## Exercise details
Count the lines in the records below that contain the word "Convert", and reply with only that number.

## Input material

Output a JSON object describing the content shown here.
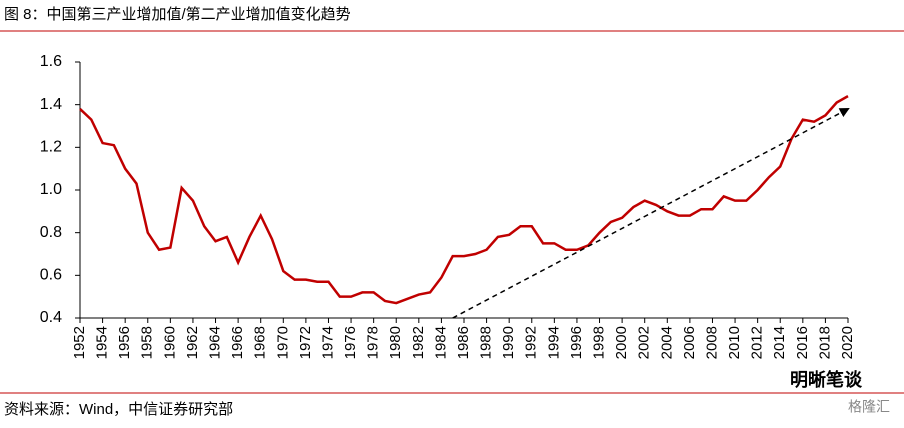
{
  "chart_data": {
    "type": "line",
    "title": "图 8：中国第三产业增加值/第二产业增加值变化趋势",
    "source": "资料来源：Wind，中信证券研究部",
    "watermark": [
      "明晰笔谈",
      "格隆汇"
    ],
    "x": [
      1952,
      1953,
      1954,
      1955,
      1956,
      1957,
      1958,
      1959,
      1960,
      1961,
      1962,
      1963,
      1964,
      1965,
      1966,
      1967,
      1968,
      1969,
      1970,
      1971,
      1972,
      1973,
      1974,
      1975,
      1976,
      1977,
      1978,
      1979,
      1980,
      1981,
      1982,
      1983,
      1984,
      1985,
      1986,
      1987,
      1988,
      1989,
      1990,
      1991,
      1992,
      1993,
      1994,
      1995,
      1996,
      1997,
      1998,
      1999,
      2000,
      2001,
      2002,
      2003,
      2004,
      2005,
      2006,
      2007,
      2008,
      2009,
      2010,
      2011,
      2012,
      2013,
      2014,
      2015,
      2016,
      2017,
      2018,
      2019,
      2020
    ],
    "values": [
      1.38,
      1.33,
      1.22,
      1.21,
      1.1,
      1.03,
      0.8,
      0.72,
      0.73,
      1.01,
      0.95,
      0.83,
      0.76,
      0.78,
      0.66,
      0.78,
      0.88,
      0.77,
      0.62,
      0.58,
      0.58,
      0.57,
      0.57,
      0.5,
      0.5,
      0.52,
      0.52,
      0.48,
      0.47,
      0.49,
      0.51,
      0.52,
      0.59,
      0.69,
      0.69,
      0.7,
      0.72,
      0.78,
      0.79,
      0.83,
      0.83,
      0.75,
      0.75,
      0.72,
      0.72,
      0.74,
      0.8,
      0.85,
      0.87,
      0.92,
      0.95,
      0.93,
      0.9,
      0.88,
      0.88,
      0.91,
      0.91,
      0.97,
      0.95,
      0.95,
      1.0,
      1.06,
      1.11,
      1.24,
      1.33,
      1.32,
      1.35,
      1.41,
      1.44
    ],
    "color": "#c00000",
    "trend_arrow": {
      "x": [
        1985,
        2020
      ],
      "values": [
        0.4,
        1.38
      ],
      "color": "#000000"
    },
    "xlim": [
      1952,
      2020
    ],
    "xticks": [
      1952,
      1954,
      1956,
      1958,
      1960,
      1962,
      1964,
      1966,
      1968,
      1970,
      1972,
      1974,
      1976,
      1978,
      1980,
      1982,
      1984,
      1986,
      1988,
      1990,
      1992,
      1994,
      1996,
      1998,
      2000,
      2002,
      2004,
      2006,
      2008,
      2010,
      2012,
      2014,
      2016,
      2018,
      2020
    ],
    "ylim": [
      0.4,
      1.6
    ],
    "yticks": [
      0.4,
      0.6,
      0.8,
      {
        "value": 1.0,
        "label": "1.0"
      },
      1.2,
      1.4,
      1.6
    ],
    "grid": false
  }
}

* * *

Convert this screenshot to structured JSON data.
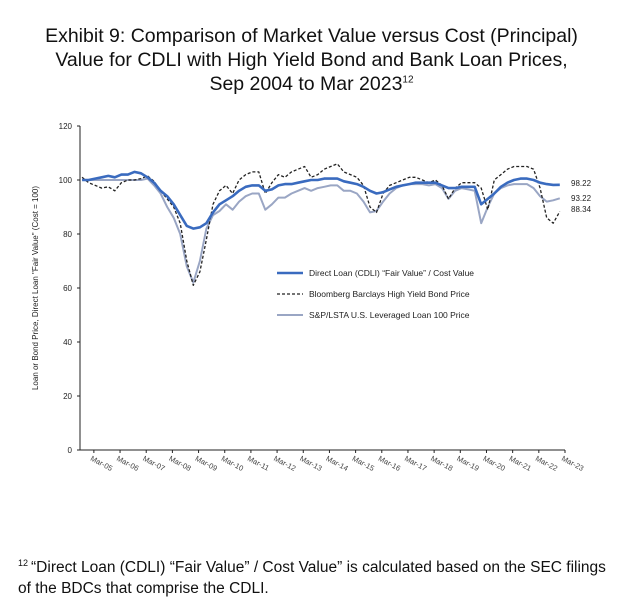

--

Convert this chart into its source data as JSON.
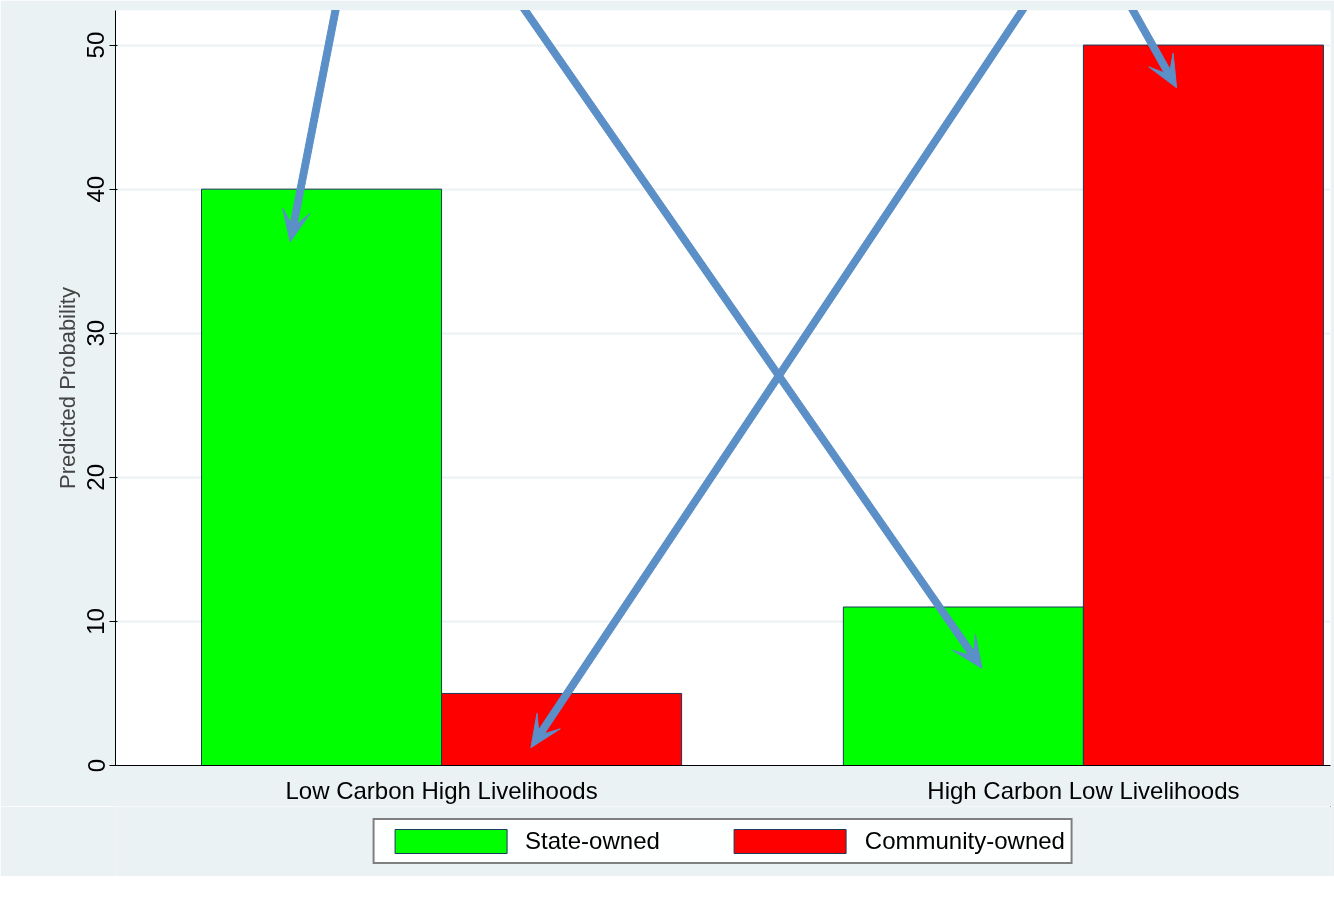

## Solution to the problem
2